## Listed entries
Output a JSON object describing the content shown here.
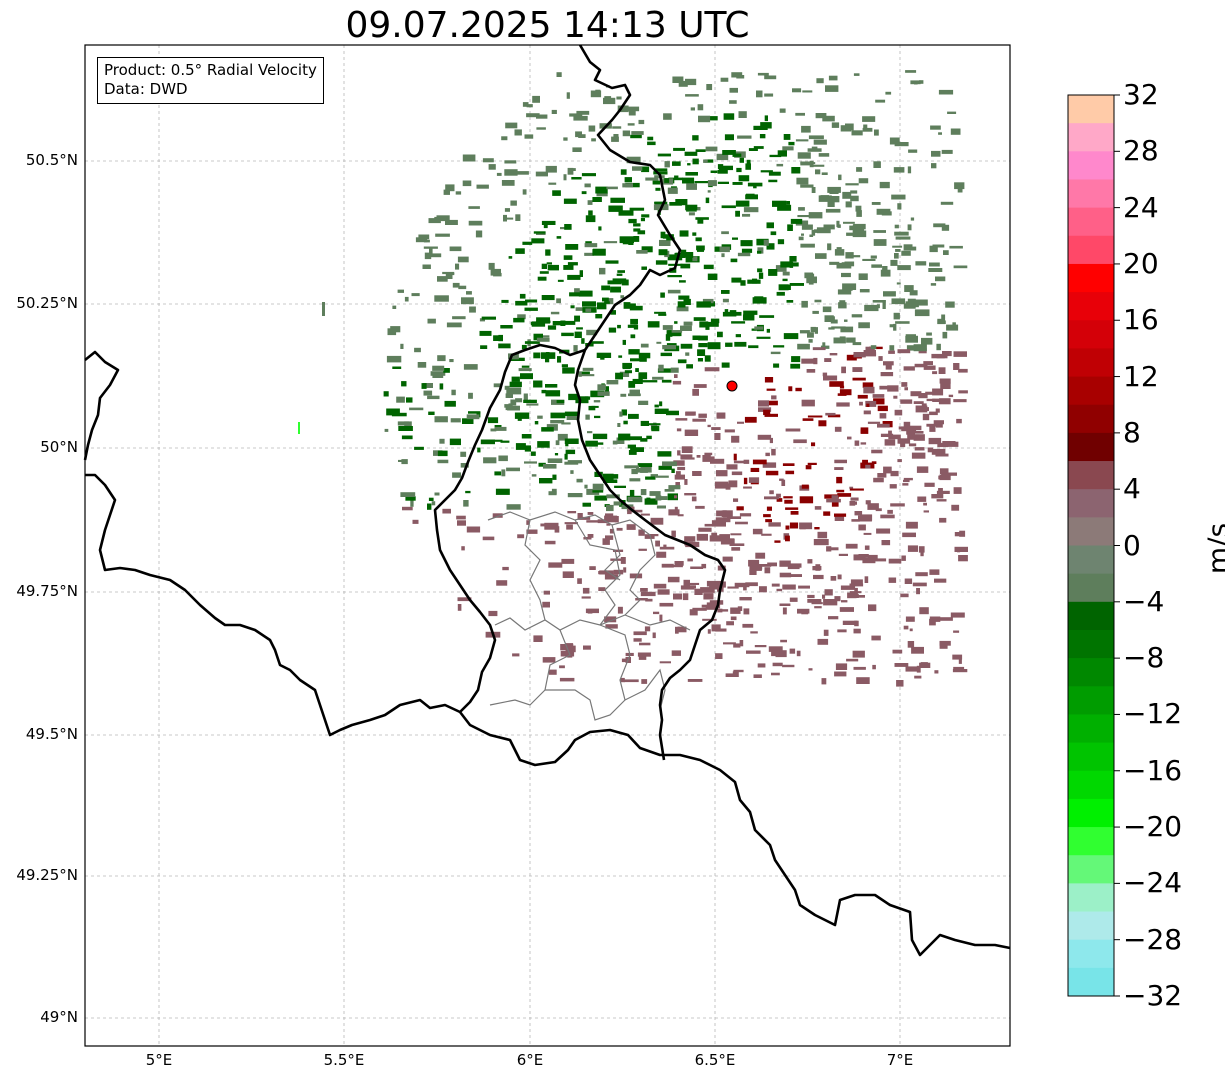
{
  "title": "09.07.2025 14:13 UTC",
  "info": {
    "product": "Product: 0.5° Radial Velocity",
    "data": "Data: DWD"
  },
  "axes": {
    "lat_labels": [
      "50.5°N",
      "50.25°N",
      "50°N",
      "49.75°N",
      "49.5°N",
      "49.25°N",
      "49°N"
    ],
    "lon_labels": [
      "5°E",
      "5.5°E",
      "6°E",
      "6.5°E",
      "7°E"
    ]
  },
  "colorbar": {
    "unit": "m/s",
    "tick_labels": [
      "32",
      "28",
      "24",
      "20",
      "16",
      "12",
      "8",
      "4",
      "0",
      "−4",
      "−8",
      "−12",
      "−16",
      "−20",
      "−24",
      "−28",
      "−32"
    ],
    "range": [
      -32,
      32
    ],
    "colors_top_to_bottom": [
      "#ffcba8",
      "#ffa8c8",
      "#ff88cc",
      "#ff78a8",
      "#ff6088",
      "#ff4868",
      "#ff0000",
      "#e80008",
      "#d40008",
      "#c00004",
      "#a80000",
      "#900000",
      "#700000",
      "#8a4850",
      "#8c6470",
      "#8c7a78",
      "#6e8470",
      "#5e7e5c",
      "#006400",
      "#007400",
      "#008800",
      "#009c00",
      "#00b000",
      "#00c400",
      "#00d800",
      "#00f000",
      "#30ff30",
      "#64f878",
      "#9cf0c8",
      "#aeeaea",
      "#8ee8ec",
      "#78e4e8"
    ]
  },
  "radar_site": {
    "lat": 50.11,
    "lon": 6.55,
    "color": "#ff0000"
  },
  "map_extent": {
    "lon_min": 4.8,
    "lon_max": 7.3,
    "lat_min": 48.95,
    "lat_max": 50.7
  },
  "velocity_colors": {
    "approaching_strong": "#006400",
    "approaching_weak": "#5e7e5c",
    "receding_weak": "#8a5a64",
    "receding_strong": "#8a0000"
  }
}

## Set problem
Copy the material above in full and exactly, skipping pictures.

## Final result
Output a JSON object describing the content shown here.
{
  "title": "09.07.2025 14:13 UTC",
  "info": {
    "product": "Product: 0.5° Radial Velocity",
    "data": "Data: DWD"
  },
  "axes": {
    "lat_labels": [
      "50.5°N",
      "50.25°N",
      "50°N",
      "49.75°N",
      "49.5°N",
      "49.25°N",
      "49°N"
    ],
    "lon_labels": [
      "5°E",
      "5.5°E",
      "6°E",
      "6.5°E",
      "7°E"
    ]
  },
  "colorbar": {
    "unit": "m/s",
    "tick_labels": [
      "32",
      "28",
      "24",
      "20",
      "16",
      "12",
      "8",
      "4",
      "0",
      "−4",
      "−8",
      "−12",
      "−16",
      "−20",
      "−24",
      "−28",
      "−32"
    ],
    "range": [
      -32,
      32
    ],
    "colors_top_to_bottom": [
      "#ffcba8",
      "#ffa8c8",
      "#ff88cc",
      "#ff78a8",
      "#ff6088",
      "#ff4868",
      "#ff0000",
      "#e80008",
      "#d40008",
      "#c00004",
      "#a80000",
      "#900000",
      "#700000",
      "#8a4850",
      "#8c6470",
      "#8c7a78",
      "#6e8470",
      "#5e7e5c",
      "#006400",
      "#007400",
      "#008800",
      "#009c00",
      "#00b000",
      "#00c400",
      "#00d800",
      "#00f000",
      "#30ff30",
      "#64f878",
      "#9cf0c8",
      "#aeeaea",
      "#8ee8ec",
      "#78e4e8"
    ]
  },
  "radar_site": {
    "lat": 50.11,
    "lon": 6.55,
    "color": "#ff0000"
  },
  "map_extent": {
    "lon_min": 4.8,
    "lon_max": 7.3,
    "lat_min": 48.95,
    "lat_max": 50.7
  },
  "velocity_colors": {
    "approaching_strong": "#006400",
    "approaching_weak": "#5e7e5c",
    "receding_weak": "#8a5a64",
    "receding_strong": "#8a0000"
  }
}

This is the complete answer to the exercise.